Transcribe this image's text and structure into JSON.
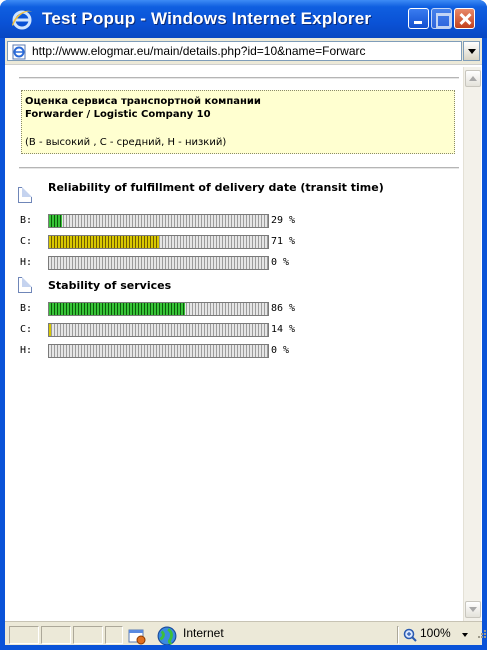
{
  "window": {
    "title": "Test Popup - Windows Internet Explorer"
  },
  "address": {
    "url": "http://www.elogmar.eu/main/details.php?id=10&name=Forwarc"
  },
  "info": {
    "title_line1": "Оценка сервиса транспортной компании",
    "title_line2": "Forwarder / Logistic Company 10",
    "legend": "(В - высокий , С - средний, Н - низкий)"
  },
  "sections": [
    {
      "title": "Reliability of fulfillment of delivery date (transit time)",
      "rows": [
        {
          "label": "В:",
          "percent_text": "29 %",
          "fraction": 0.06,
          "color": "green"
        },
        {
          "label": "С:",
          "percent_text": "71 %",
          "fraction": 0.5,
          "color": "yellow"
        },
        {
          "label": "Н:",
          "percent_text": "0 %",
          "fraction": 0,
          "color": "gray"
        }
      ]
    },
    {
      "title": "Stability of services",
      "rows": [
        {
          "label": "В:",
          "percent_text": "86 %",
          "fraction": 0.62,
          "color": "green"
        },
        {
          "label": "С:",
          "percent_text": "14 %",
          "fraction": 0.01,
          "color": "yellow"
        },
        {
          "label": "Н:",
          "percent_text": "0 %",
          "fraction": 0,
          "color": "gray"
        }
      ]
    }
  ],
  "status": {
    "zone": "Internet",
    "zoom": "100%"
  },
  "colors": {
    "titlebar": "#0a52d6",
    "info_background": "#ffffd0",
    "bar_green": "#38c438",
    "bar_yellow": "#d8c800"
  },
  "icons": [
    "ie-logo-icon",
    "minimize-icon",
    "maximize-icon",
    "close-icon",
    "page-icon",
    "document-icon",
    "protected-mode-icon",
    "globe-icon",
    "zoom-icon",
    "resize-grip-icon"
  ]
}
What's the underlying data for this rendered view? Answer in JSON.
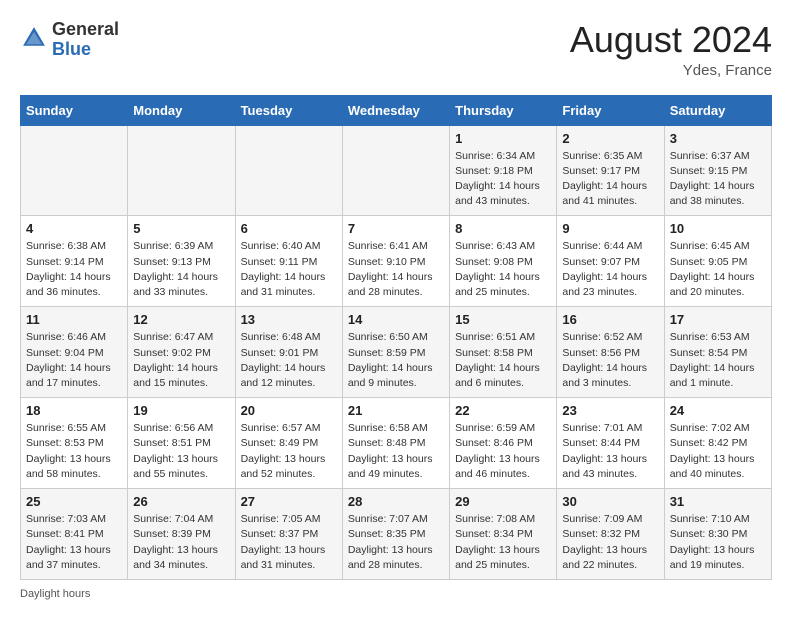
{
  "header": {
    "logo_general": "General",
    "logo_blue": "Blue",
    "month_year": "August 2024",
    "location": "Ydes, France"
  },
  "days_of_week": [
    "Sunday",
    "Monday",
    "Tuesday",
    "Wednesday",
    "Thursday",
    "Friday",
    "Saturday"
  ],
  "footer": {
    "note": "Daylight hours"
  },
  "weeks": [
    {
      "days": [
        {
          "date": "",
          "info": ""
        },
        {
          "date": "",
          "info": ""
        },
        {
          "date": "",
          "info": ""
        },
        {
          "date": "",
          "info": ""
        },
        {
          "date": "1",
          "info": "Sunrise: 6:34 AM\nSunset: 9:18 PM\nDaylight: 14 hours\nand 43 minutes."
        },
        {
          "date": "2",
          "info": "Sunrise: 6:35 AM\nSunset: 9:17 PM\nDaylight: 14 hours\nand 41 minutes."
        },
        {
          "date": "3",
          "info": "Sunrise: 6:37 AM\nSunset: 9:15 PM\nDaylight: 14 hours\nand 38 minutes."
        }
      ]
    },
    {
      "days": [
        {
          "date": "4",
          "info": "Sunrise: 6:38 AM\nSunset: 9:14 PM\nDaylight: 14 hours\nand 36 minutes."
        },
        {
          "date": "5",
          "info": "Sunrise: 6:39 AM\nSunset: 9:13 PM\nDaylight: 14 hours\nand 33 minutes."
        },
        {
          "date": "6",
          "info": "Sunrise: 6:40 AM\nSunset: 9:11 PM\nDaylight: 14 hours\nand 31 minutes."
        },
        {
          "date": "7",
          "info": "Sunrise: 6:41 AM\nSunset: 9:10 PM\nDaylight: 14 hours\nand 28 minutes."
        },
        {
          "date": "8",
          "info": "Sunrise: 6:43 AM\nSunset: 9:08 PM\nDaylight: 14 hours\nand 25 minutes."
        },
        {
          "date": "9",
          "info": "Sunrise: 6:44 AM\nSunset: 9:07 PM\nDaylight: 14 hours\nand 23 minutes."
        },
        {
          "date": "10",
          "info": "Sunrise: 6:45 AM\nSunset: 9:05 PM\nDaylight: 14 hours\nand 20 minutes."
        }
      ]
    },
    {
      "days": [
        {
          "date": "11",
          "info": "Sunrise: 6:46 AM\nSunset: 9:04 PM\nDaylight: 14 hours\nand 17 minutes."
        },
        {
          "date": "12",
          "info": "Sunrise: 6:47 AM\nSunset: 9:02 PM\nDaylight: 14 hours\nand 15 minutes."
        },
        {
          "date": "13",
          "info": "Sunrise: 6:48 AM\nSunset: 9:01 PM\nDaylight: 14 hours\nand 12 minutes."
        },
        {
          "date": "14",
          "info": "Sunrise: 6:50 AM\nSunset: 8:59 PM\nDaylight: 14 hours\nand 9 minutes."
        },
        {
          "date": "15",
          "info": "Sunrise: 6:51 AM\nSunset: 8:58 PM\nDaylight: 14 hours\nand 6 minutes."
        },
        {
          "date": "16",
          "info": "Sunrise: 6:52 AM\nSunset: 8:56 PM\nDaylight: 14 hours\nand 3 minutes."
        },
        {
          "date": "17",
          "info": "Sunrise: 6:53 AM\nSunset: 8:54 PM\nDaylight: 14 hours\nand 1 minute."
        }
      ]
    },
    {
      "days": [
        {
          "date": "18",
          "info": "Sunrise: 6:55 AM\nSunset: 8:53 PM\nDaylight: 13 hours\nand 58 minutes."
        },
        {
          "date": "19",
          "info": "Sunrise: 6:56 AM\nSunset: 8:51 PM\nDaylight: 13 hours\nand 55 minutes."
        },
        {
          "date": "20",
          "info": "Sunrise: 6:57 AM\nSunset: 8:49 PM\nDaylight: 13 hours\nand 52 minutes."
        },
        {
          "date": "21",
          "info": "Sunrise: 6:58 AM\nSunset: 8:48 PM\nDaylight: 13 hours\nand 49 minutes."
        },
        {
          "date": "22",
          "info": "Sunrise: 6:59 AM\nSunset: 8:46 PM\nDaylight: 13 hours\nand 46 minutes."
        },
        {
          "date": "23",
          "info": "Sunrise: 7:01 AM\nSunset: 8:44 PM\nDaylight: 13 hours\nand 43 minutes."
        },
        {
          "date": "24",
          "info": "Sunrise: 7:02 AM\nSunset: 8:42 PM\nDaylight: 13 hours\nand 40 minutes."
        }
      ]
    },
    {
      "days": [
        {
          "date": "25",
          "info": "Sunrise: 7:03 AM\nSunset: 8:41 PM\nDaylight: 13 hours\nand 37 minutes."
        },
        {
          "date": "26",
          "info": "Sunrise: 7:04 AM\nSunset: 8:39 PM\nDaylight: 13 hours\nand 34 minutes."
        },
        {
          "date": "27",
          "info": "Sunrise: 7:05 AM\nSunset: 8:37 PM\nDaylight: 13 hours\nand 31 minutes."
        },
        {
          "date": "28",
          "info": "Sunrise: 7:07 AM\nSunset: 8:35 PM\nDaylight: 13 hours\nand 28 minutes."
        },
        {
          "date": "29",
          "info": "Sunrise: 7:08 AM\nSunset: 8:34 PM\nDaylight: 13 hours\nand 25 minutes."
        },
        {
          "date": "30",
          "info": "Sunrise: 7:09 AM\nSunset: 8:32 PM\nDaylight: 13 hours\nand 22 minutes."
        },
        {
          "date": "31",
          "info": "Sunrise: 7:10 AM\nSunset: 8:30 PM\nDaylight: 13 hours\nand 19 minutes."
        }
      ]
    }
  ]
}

──────────

■ **Written request**:
Repeat the material above in full and exactly, omitting the pictures.

■ **Full solution**:
Transcribe this image's text and structure into JSON.
{
  "window": {
    "title": "Test Popup - Windows Internet Explorer"
  },
  "address": {
    "url": "http://www.elogmar.eu/main/details.php?id=10&name=Forwarc"
  },
  "info": {
    "title_line1": "Оценка сервиса транспортной компании",
    "title_line2": "Forwarder / Logistic Company 10",
    "legend": "(В - высокий , С - средний, Н - низкий)"
  },
  "sections": [
    {
      "title": "Reliability of fulfillment of delivery date (transit time)",
      "rows": [
        {
          "label": "В:",
          "percent_text": "29 %",
          "fraction": 0.06,
          "color": "green"
        },
        {
          "label": "С:",
          "percent_text": "71 %",
          "fraction": 0.5,
          "color": "yellow"
        },
        {
          "label": "Н:",
          "percent_text": "0 %",
          "fraction": 0,
          "color": "gray"
        }
      ]
    },
    {
      "title": "Stability of services",
      "rows": [
        {
          "label": "В:",
          "percent_text": "86 %",
          "fraction": 0.62,
          "color": "green"
        },
        {
          "label": "С:",
          "percent_text": "14 %",
          "fraction": 0.01,
          "color": "yellow"
        },
        {
          "label": "Н:",
          "percent_text": "0 %",
          "fraction": 0,
          "color": "gray"
        }
      ]
    }
  ],
  "status": {
    "zone": "Internet",
    "zoom": "100%"
  },
  "colors": {
    "titlebar": "#0a52d6",
    "info_background": "#ffffd0",
    "bar_green": "#38c438",
    "bar_yellow": "#d8c800"
  },
  "icons": [
    "ie-logo-icon",
    "minimize-icon",
    "maximize-icon",
    "close-icon",
    "page-icon",
    "document-icon",
    "protected-mode-icon",
    "globe-icon",
    "zoom-icon",
    "resize-grip-icon"
  ]
}
What's the underlying data for this rendered view? Answer in JSON.
{
  "header": {
    "logo_general": "General",
    "logo_blue": "Blue",
    "month_year": "August 2024",
    "location": "Ydes, France"
  },
  "days_of_week": [
    "Sunday",
    "Monday",
    "Tuesday",
    "Wednesday",
    "Thursday",
    "Friday",
    "Saturday"
  ],
  "footer": {
    "note": "Daylight hours"
  },
  "weeks": [
    {
      "days": [
        {
          "date": "",
          "info": ""
        },
        {
          "date": "",
          "info": ""
        },
        {
          "date": "",
          "info": ""
        },
        {
          "date": "",
          "info": ""
        },
        {
          "date": "1",
          "info": "Sunrise: 6:34 AM\nSunset: 9:18 PM\nDaylight: 14 hours\nand 43 minutes."
        },
        {
          "date": "2",
          "info": "Sunrise: 6:35 AM\nSunset: 9:17 PM\nDaylight: 14 hours\nand 41 minutes."
        },
        {
          "date": "3",
          "info": "Sunrise: 6:37 AM\nSunset: 9:15 PM\nDaylight: 14 hours\nand 38 minutes."
        }
      ]
    },
    {
      "days": [
        {
          "date": "4",
          "info": "Sunrise: 6:38 AM\nSunset: 9:14 PM\nDaylight: 14 hours\nand 36 minutes."
        },
        {
          "date": "5",
          "info": "Sunrise: 6:39 AM\nSunset: 9:13 PM\nDaylight: 14 hours\nand 33 minutes."
        },
        {
          "date": "6",
          "info": "Sunrise: 6:40 AM\nSunset: 9:11 PM\nDaylight: 14 hours\nand 31 minutes."
        },
        {
          "date": "7",
          "info": "Sunrise: 6:41 AM\nSunset: 9:10 PM\nDaylight: 14 hours\nand 28 minutes."
        },
        {
          "date": "8",
          "info": "Sunrise: 6:43 AM\nSunset: 9:08 PM\nDaylight: 14 hours\nand 25 minutes."
        },
        {
          "date": "9",
          "info": "Sunrise: 6:44 AM\nSunset: 9:07 PM\nDaylight: 14 hours\nand 23 minutes."
        },
        {
          "date": "10",
          "info": "Sunrise: 6:45 AM\nSunset: 9:05 PM\nDaylight: 14 hours\nand 20 minutes."
        }
      ]
    },
    {
      "days": [
        {
          "date": "11",
          "info": "Sunrise: 6:46 AM\nSunset: 9:04 PM\nDaylight: 14 hours\nand 17 minutes."
        },
        {
          "date": "12",
          "info": "Sunrise: 6:47 AM\nSunset: 9:02 PM\nDaylight: 14 hours\nand 15 minutes."
        },
        {
          "date": "13",
          "info": "Sunrise: 6:48 AM\nSunset: 9:01 PM\nDaylight: 14 hours\nand 12 minutes."
        },
        {
          "date": "14",
          "info": "Sunrise: 6:50 AM\nSunset: 8:59 PM\nDaylight: 14 hours\nand 9 minutes."
        },
        {
          "date": "15",
          "info": "Sunrise: 6:51 AM\nSunset: 8:58 PM\nDaylight: 14 hours\nand 6 minutes."
        },
        {
          "date": "16",
          "info": "Sunrise: 6:52 AM\nSunset: 8:56 PM\nDaylight: 14 hours\nand 3 minutes."
        },
        {
          "date": "17",
          "info": "Sunrise: 6:53 AM\nSunset: 8:54 PM\nDaylight: 14 hours\nand 1 minute."
        }
      ]
    },
    {
      "days": [
        {
          "date": "18",
          "info": "Sunrise: 6:55 AM\nSunset: 8:53 PM\nDaylight: 13 hours\nand 58 minutes."
        },
        {
          "date": "19",
          "info": "Sunrise: 6:56 AM\nSunset: 8:51 PM\nDaylight: 13 hours\nand 55 minutes."
        },
        {
          "date": "20",
          "info": "Sunrise: 6:57 AM\nSunset: 8:49 PM\nDaylight: 13 hours\nand 52 minutes."
        },
        {
          "date": "21",
          "info": "Sunrise: 6:58 AM\nSunset: 8:48 PM\nDaylight: 13 hours\nand 49 minutes."
        },
        {
          "date": "22",
          "info": "Sunrise: 6:59 AM\nSunset: 8:46 PM\nDaylight: 13 hours\nand 46 minutes."
        },
        {
          "date": "23",
          "info": "Sunrise: 7:01 AM\nSunset: 8:44 PM\nDaylight: 13 hours\nand 43 minutes."
        },
        {
          "date": "24",
          "info": "Sunrise: 7:02 AM\nSunset: 8:42 PM\nDaylight: 13 hours\nand 40 minutes."
        }
      ]
    },
    {
      "days": [
        {
          "date": "25",
          "info": "Sunrise: 7:03 AM\nSunset: 8:41 PM\nDaylight: 13 hours\nand 37 minutes."
        },
        {
          "date": "26",
          "info": "Sunrise: 7:04 AM\nSunset: 8:39 PM\nDaylight: 13 hours\nand 34 minutes."
        },
        {
          "date": "27",
          "info": "Sunrise: 7:05 AM\nSunset: 8:37 PM\nDaylight: 13 hours\nand 31 minutes."
        },
        {
          "date": "28",
          "info": "Sunrise: 7:07 AM\nSunset: 8:35 PM\nDaylight: 13 hours\nand 28 minutes."
        },
        {
          "date": "29",
          "info": "Sunrise: 7:08 AM\nSunset: 8:34 PM\nDaylight: 13 hours\nand 25 minutes."
        },
        {
          "date": "30",
          "info": "Sunrise: 7:09 AM\nSunset: 8:32 PM\nDaylight: 13 hours\nand 22 minutes."
        },
        {
          "date": "31",
          "info": "Sunrise: 7:10 AM\nSunset: 8:30 PM\nDaylight: 13 hours\nand 19 minutes."
        }
      ]
    }
  ]
}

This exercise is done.